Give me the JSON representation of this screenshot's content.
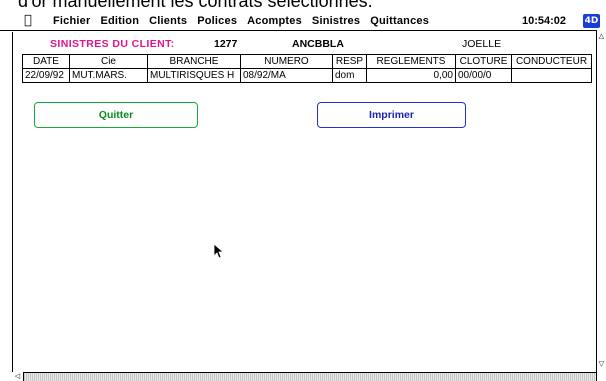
{
  "caption": {
    "text": "d'or manuellement les contrats sélectionnés."
  },
  "menubar": {
    "apple_icon": "apple-icon",
    "items": [
      "Fichier",
      "Edition",
      "Clients",
      "Polices",
      "Acomptes",
      "Sinistres",
      "Quittances"
    ],
    "clock": "10:54:02",
    "app_icon_label": "4D"
  },
  "header": {
    "title": "SINISTRES DU CLIENT:",
    "client_number": "1277",
    "client_code": "ANCBBLA",
    "user": "JOELLE",
    "title_color": "#e0158b"
  },
  "table": {
    "columns": [
      "DATE",
      "Cie",
      "BRANCHE",
      "NUMERO",
      "RESP",
      "REGLEMENTS",
      "CLOTURE",
      "CONDUCTEUR"
    ],
    "rows": [
      [
        "22/09/92",
        "MUT.MARS.",
        "MULTIRISQUES H",
        "08/92/MA",
        "dom",
        "0,00",
        "00/00/0",
        ""
      ]
    ]
  },
  "buttons": {
    "quit_label": "Quitter",
    "print_label": "Imprimer",
    "quit_color": "#0a8a1e",
    "print_color": "#1a22b4"
  }
}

+ + + +

Required work:
Reproduce every entry word for word, but omit the pictures.

Written answer:
Give me the JSON representation of this screenshot's content.
{
  "caption": {
    "text": "d'or manuellement les contrats sélectionnés."
  },
  "menubar": {
    "apple_icon": "apple-icon",
    "items": [
      "Fichier",
      "Edition",
      "Clients",
      "Polices",
      "Acomptes",
      "Sinistres",
      "Quittances"
    ],
    "clock": "10:54:02",
    "app_icon_label": "4D"
  },
  "header": {
    "title": "SINISTRES DU CLIENT:",
    "client_number": "1277",
    "client_code": "ANCBBLA",
    "user": "JOELLE",
    "title_color": "#e0158b"
  },
  "table": {
    "columns": [
      "DATE",
      "Cie",
      "BRANCHE",
      "NUMERO",
      "RESP",
      "REGLEMENTS",
      "CLOTURE",
      "CONDUCTEUR"
    ],
    "rows": [
      [
        "22/09/92",
        "MUT.MARS.",
        "MULTIRISQUES H",
        "08/92/MA",
        "dom",
        "0,00",
        "00/00/0",
        ""
      ]
    ]
  },
  "buttons": {
    "quit_label": "Quitter",
    "print_label": "Imprimer",
    "quit_color": "#0a8a1e",
    "print_color": "#1a22b4"
  }
}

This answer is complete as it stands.